[START OF Entries provided]
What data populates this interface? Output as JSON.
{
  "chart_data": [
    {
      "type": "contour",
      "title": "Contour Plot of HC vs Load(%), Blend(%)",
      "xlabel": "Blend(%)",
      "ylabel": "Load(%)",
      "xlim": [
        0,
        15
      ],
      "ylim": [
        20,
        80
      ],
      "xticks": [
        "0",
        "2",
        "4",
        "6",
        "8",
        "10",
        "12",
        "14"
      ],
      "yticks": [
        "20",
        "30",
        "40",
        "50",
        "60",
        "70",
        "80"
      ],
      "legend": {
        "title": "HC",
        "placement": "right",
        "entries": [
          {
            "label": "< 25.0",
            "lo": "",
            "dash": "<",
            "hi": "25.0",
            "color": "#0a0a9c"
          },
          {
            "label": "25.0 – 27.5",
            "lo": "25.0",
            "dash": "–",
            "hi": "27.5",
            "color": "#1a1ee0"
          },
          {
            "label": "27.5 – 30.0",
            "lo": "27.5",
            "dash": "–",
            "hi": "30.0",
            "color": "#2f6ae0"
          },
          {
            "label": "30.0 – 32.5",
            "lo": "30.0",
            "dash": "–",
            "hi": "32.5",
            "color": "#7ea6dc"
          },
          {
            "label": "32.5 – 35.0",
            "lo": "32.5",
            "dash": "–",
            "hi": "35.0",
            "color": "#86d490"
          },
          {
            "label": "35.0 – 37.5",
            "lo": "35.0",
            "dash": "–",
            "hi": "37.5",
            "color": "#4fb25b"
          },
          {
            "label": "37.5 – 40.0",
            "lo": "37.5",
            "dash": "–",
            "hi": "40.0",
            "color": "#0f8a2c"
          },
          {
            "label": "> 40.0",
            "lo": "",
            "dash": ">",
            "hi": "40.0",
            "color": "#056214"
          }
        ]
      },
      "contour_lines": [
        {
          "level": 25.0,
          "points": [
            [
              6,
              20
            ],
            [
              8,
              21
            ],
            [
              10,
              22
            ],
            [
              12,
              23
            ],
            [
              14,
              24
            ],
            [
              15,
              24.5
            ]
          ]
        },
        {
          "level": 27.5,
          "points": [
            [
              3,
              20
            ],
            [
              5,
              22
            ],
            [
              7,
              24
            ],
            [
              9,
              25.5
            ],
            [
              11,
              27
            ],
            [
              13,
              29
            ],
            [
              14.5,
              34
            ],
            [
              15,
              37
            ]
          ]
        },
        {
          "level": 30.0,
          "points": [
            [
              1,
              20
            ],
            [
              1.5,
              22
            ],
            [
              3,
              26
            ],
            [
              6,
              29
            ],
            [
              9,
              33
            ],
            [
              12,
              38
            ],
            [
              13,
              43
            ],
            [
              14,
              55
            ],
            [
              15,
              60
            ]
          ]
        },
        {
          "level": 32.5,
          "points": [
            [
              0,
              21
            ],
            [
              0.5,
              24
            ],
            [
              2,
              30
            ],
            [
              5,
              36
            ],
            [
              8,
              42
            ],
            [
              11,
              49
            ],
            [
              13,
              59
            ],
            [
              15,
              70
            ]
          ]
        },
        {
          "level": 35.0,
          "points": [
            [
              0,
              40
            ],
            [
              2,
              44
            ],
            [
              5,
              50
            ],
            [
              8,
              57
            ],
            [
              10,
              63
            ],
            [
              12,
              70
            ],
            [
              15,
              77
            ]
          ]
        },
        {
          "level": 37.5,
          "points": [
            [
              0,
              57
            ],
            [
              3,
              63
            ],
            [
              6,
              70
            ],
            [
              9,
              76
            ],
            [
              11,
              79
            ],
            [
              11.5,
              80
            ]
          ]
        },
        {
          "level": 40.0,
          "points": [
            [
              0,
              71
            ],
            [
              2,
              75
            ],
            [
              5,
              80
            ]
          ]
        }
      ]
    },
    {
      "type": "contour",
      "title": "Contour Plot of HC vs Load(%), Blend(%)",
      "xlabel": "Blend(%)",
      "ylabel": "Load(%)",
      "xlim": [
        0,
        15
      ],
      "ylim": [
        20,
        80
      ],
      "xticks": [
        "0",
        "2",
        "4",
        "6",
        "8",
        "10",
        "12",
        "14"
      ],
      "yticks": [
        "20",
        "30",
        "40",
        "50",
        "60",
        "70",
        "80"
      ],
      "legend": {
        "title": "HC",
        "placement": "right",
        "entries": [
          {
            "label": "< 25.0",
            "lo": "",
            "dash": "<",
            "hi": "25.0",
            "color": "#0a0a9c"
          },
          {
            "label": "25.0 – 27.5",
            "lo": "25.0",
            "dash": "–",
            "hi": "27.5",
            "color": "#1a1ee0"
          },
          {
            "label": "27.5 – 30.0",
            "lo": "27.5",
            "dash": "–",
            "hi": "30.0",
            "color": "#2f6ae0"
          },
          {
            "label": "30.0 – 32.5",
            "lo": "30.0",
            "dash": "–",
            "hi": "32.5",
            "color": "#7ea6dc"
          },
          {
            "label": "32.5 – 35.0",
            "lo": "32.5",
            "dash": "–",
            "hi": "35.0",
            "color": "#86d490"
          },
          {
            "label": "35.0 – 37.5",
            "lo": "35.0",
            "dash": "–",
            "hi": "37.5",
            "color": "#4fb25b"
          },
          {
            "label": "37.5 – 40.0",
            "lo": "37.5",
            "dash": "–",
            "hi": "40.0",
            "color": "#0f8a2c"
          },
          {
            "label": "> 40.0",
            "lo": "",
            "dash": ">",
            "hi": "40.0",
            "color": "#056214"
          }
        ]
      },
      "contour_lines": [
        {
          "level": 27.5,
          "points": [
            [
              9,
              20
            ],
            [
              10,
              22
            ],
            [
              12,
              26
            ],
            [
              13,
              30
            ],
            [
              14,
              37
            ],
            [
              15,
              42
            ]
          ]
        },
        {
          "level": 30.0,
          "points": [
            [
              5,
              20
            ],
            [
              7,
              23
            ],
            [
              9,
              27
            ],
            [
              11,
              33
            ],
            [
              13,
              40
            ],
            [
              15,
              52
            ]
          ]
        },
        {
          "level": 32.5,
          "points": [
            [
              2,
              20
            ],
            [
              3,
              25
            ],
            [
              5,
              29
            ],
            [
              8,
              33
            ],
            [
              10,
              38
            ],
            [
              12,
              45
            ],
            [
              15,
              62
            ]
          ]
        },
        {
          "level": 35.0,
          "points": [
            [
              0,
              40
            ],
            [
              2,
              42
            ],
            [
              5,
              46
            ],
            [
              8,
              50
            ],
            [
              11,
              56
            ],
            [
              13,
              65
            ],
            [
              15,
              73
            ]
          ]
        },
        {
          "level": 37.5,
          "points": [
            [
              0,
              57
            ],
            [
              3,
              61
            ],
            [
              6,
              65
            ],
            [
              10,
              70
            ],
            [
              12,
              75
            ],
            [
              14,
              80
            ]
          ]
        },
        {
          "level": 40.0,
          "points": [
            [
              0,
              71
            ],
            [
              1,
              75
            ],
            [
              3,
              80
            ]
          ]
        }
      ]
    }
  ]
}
[END OF Entries provided]
**Task brief:** Print all of the entries exactly as they appear.

**Problem solution:**
What data populates this interface? Output as JSON.
{
  "chart_data": [
    {
      "type": "contour",
      "title": "Contour Plot of HC vs Load(%), Blend(%)",
      "xlabel": "Blend(%)",
      "ylabel": "Load(%)",
      "xlim": [
        0,
        15
      ],
      "ylim": [
        20,
        80
      ],
      "xticks": [
        "0",
        "2",
        "4",
        "6",
        "8",
        "10",
        "12",
        "14"
      ],
      "yticks": [
        "20",
        "30",
        "40",
        "50",
        "60",
        "70",
        "80"
      ],
      "legend": {
        "title": "HC",
        "placement": "right",
        "entries": [
          {
            "label": "< 25.0",
            "lo": "",
            "dash": "<",
            "hi": "25.0",
            "color": "#0a0a9c"
          },
          {
            "label": "25.0 – 27.5",
            "lo": "25.0",
            "dash": "–",
            "hi": "27.5",
            "color": "#1a1ee0"
          },
          {
            "label": "27.5 – 30.0",
            "lo": "27.5",
            "dash": "–",
            "hi": "30.0",
            "color": "#2f6ae0"
          },
          {
            "label": "30.0 – 32.5",
            "lo": "30.0",
            "dash": "–",
            "hi": "32.5",
            "color": "#7ea6dc"
          },
          {
            "label": "32.5 – 35.0",
            "lo": "32.5",
            "dash": "–",
            "hi": "35.0",
            "color": "#86d490"
          },
          {
            "label": "35.0 – 37.5",
            "lo": "35.0",
            "dash": "–",
            "hi": "37.5",
            "color": "#4fb25b"
          },
          {
            "label": "37.5 – 40.0",
            "lo": "37.5",
            "dash": "–",
            "hi": "40.0",
            "color": "#0f8a2c"
          },
          {
            "label": "> 40.0",
            "lo": "",
            "dash": ">",
            "hi": "40.0",
            "color": "#056214"
          }
        ]
      },
      "contour_lines": [
        {
          "level": 25.0,
          "points": [
            [
              6,
              20
            ],
            [
              8,
              21
            ],
            [
              10,
              22
            ],
            [
              12,
              23
            ],
            [
              14,
              24
            ],
            [
              15,
              24.5
            ]
          ]
        },
        {
          "level": 27.5,
          "points": [
            [
              3,
              20
            ],
            [
              5,
              22
            ],
            [
              7,
              24
            ],
            [
              9,
              25.5
            ],
            [
              11,
              27
            ],
            [
              13,
              29
            ],
            [
              14.5,
              34
            ],
            [
              15,
              37
            ]
          ]
        },
        {
          "level": 30.0,
          "points": [
            [
              1,
              20
            ],
            [
              1.5,
              22
            ],
            [
              3,
              26
            ],
            [
              6,
              29
            ],
            [
              9,
              33
            ],
            [
              12,
              38
            ],
            [
              13,
              43
            ],
            [
              14,
              55
            ],
            [
              15,
              60
            ]
          ]
        },
        {
          "level": 32.5,
          "points": [
            [
              0,
              21
            ],
            [
              0.5,
              24
            ],
            [
              2,
              30
            ],
            [
              5,
              36
            ],
            [
              8,
              42
            ],
            [
              11,
              49
            ],
            [
              13,
              59
            ],
            [
              15,
              70
            ]
          ]
        },
        {
          "level": 35.0,
          "points": [
            [
              0,
              40
            ],
            [
              2,
              44
            ],
            [
              5,
              50
            ],
            [
              8,
              57
            ],
            [
              10,
              63
            ],
            [
              12,
              70
            ],
            [
              15,
              77
            ]
          ]
        },
        {
          "level": 37.5,
          "points": [
            [
              0,
              57
            ],
            [
              3,
              63
            ],
            [
              6,
              70
            ],
            [
              9,
              76
            ],
            [
              11,
              79
            ],
            [
              11.5,
              80
            ]
          ]
        },
        {
          "level": 40.0,
          "points": [
            [
              0,
              71
            ],
            [
              2,
              75
            ],
            [
              5,
              80
            ]
          ]
        }
      ]
    },
    {
      "type": "contour",
      "title": "Contour Plot of HC vs Load(%), Blend(%)",
      "xlabel": "Blend(%)",
      "ylabel": "Load(%)",
      "xlim": [
        0,
        15
      ],
      "ylim": [
        20,
        80
      ],
      "xticks": [
        "0",
        "2",
        "4",
        "6",
        "8",
        "10",
        "12",
        "14"
      ],
      "yticks": [
        "20",
        "30",
        "40",
        "50",
        "60",
        "70",
        "80"
      ],
      "legend": {
        "title": "HC",
        "placement": "right",
        "entries": [
          {
            "label": "< 25.0",
            "lo": "",
            "dash": "<",
            "hi": "25.0",
            "color": "#0a0a9c"
          },
          {
            "label": "25.0 – 27.5",
            "lo": "25.0",
            "dash": "–",
            "hi": "27.5",
            "color": "#1a1ee0"
          },
          {
            "label": "27.5 – 30.0",
            "lo": "27.5",
            "dash": "–",
            "hi": "30.0",
            "color": "#2f6ae0"
          },
          {
            "label": "30.0 – 32.5",
            "lo": "30.0",
            "dash": "–",
            "hi": "32.5",
            "color": "#7ea6dc"
          },
          {
            "label": "32.5 – 35.0",
            "lo": "32.5",
            "dash": "–",
            "hi": "35.0",
            "color": "#86d490"
          },
          {
            "label": "35.0 – 37.5",
            "lo": "35.0",
            "dash": "–",
            "hi": "37.5",
            "color": "#4fb25b"
          },
          {
            "label": "37.5 – 40.0",
            "lo": "37.5",
            "dash": "–",
            "hi": "40.0",
            "color": "#0f8a2c"
          },
          {
            "label": "> 40.0",
            "lo": "",
            "dash": ">",
            "hi": "40.0",
            "color": "#056214"
          }
        ]
      },
      "contour_lines": [
        {
          "level": 27.5,
          "points": [
            [
              9,
              20
            ],
            [
              10,
              22
            ],
            [
              12,
              26
            ],
            [
              13,
              30
            ],
            [
              14,
              37
            ],
            [
              15,
              42
            ]
          ]
        },
        {
          "level": 30.0,
          "points": [
            [
              5,
              20
            ],
            [
              7,
              23
            ],
            [
              9,
              27
            ],
            [
              11,
              33
            ],
            [
              13,
              40
            ],
            [
              15,
              52
            ]
          ]
        },
        {
          "level": 32.5,
          "points": [
            [
              2,
              20
            ],
            [
              3,
              25
            ],
            [
              5,
              29
            ],
            [
              8,
              33
            ],
            [
              10,
              38
            ],
            [
              12,
              45
            ],
            [
              15,
              62
            ]
          ]
        },
        {
          "level": 35.0,
          "points": [
            [
              0,
              40
            ],
            [
              2,
              42
            ],
            [
              5,
              46
            ],
            [
              8,
              50
            ],
            [
              11,
              56
            ],
            [
              13,
              65
            ],
            [
              15,
              73
            ]
          ]
        },
        {
          "level": 37.5,
          "points": [
            [
              0,
              57
            ],
            [
              3,
              61
            ],
            [
              6,
              65
            ],
            [
              10,
              70
            ],
            [
              12,
              75
            ],
            [
              14,
              80
            ]
          ]
        },
        {
          "level": 40.0,
          "points": [
            [
              0,
              71
            ],
            [
              1,
              75
            ],
            [
              3,
              80
            ]
          ]
        }
      ]
    }
  ]
}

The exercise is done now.